***** DATA TO PROCESS

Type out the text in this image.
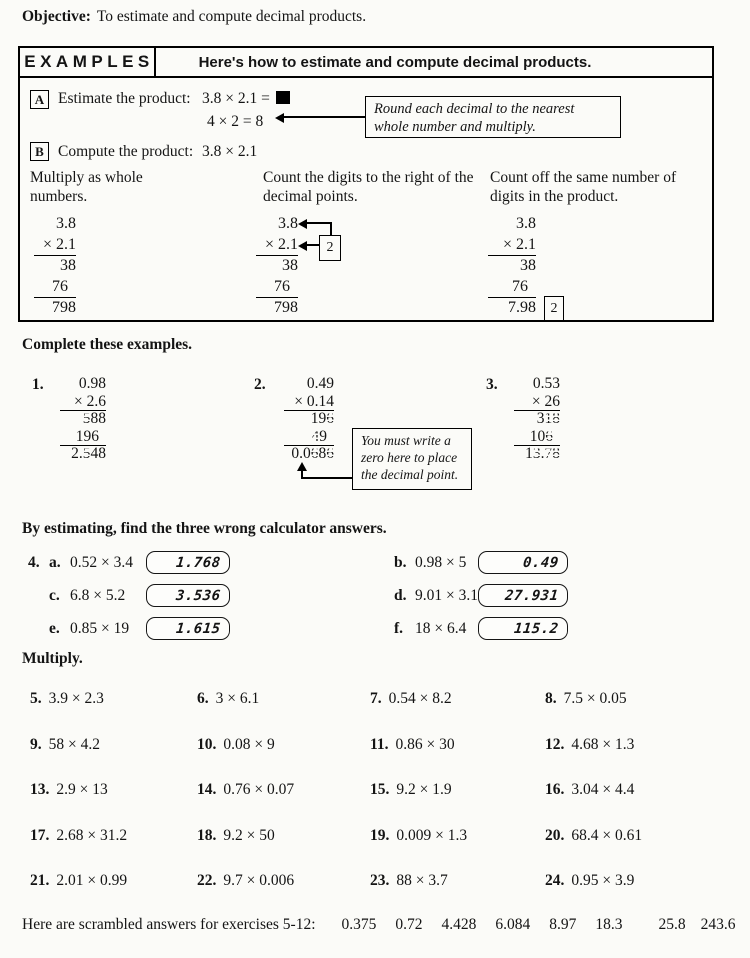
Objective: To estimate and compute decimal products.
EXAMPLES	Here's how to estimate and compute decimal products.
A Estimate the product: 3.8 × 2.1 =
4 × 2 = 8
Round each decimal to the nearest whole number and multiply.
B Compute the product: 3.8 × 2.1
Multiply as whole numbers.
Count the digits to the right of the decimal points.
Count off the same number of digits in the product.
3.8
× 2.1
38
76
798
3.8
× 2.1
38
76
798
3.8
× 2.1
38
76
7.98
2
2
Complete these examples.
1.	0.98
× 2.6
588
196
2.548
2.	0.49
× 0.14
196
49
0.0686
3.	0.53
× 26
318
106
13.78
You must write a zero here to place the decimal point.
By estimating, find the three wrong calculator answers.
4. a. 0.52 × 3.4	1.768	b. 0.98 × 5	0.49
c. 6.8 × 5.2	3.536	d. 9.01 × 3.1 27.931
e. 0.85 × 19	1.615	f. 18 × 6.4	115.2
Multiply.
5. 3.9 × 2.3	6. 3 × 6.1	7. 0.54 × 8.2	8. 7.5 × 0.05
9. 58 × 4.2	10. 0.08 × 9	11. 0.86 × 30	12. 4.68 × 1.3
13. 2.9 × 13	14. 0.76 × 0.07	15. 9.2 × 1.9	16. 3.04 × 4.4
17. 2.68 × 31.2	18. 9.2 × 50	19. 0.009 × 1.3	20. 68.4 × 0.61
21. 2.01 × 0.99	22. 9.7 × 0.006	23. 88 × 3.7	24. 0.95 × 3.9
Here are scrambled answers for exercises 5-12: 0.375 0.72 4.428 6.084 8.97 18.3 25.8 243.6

**********

**REQUEST**
Except for the pictures, copy every line of the records above exactly.

**TASK SOLUTION**
Type out the text in this image.
Objective: To estimate and compute decimal products.
EXAMPLES	Here's how to estimate and compute decimal products.
A Estimate the product: 3.8 × 2.1 =
4 × 2 = 8
Round each decimal to the nearest whole number and multiply.
B Compute the product: 3.8 × 2.1
Multiply as whole numbers.
Count the digits to the right of the decimal points.
Count off the same number of digits in the product.
3.8
× 2.1
38
76
798
3.8
× 2.1
38
76
798
3.8
× 2.1
38
76
7.98
2
2
Complete these examples.
1.	0.98
× 2.6
588
196
2.548
2.	0.49
× 0.14
196
49
0.0686
3.	0.53
× 26
318
106
13.78
You must write a zero here to place the decimal point.
By estimating, find the three wrong calculator answers.
4. a. 0.52 × 3.4	1.768	b. 0.98 × 5	0.49
c. 6.8 × 5.2	3.536	d. 9.01 × 3.1 27.931
e. 0.85 × 19	1.615	f. 18 × 6.4	115.2
Multiply.
5. 3.9 × 2.3	6. 3 × 6.1	7. 0.54 × 8.2	8. 7.5 × 0.05
9. 58 × 4.2	10. 0.08 × 9	11. 0.86 × 30	12. 4.68 × 1.3
13. 2.9 × 13	14. 0.76 × 0.07	15. 9.2 × 1.9	16. 3.04 × 4.4
17. 2.68 × 31.2	18. 9.2 × 50	19. 0.009 × 1.3	20. 68.4 × 0.61
21. 2.01 × 0.99	22. 9.7 × 0.006	23. 88 × 3.7	24. 0.95 × 3.9
Here are scrambled answers for exercises 5-12: 0.375 0.72 4.428 6.084 8.97 18.3 25.8 243.6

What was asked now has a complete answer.